▶ [Work task]: Find the lines of data that contain the string "Ranking", then list them.

[Records for the task]

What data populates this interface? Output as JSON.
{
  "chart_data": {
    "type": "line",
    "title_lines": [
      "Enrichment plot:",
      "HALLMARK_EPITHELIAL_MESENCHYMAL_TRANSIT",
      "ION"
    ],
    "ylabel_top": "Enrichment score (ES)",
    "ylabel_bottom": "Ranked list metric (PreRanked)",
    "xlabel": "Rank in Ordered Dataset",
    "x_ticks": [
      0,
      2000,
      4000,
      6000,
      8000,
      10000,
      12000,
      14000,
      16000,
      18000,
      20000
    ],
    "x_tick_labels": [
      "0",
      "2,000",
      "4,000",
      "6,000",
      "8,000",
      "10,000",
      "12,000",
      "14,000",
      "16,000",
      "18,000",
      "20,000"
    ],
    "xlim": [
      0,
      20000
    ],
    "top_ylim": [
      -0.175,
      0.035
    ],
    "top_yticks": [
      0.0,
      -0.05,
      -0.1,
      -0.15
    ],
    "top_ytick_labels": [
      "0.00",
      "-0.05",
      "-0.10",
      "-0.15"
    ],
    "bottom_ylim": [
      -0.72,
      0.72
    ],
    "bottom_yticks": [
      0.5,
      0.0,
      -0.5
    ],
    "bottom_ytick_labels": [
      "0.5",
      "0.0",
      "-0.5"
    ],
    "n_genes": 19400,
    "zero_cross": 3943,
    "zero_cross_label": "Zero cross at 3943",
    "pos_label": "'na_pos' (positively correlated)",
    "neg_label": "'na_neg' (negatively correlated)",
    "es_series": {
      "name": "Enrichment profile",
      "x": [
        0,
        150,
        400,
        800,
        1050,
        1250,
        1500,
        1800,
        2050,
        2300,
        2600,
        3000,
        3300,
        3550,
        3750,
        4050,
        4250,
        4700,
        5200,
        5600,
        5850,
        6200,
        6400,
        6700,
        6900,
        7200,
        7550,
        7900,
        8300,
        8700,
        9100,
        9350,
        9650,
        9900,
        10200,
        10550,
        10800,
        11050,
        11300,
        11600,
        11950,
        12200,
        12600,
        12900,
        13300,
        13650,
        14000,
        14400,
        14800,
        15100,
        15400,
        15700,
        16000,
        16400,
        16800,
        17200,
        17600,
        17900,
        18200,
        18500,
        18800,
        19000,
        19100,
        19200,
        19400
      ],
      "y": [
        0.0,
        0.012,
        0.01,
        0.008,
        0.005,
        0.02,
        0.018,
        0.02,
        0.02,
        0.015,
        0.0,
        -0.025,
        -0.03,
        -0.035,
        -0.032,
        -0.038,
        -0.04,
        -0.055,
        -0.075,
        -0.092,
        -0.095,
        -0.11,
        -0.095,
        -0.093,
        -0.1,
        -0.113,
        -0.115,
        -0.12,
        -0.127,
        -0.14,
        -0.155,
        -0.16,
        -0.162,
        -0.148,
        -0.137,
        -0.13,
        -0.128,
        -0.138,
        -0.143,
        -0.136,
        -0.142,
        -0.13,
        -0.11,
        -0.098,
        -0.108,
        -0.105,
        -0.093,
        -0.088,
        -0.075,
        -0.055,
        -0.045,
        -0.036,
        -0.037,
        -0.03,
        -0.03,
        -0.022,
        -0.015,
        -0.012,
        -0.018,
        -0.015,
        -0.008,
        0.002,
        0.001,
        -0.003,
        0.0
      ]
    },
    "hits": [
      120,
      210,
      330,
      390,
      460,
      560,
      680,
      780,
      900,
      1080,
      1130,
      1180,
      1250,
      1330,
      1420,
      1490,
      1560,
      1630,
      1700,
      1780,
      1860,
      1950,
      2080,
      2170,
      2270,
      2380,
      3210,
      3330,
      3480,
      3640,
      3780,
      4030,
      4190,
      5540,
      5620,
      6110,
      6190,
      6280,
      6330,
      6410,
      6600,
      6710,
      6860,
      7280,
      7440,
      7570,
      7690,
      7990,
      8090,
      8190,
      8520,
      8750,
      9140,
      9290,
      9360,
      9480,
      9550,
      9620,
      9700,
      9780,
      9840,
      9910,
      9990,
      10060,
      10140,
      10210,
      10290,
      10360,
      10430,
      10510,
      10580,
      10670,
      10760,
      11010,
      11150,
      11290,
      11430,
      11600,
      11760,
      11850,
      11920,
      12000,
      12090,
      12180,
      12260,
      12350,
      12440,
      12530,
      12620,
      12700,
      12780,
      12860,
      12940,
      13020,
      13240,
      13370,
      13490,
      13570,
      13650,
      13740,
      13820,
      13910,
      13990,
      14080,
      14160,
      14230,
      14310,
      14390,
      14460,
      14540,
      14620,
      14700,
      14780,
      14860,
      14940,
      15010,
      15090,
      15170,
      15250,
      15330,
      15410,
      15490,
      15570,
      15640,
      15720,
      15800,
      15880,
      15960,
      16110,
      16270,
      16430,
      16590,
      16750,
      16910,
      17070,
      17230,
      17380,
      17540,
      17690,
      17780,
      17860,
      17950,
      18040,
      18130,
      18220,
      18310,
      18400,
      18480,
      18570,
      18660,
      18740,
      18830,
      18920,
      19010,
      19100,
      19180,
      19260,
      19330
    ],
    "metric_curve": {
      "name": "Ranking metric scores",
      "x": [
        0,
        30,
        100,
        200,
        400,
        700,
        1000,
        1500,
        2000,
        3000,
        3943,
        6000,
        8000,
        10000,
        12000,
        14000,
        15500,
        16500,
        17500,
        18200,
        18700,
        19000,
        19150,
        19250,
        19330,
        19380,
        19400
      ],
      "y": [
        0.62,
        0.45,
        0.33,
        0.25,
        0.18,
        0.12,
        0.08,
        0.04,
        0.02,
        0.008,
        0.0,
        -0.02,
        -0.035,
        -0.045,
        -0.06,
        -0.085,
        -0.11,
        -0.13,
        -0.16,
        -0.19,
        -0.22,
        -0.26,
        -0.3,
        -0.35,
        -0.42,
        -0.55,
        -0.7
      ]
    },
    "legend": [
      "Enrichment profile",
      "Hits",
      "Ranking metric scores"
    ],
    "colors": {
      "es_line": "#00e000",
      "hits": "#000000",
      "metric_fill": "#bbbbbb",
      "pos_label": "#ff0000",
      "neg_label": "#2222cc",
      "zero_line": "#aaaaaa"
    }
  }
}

[/Records for the task]

▶ [Response below]:
      "name": "Ranking metric scores",
      "Ranking metric scores"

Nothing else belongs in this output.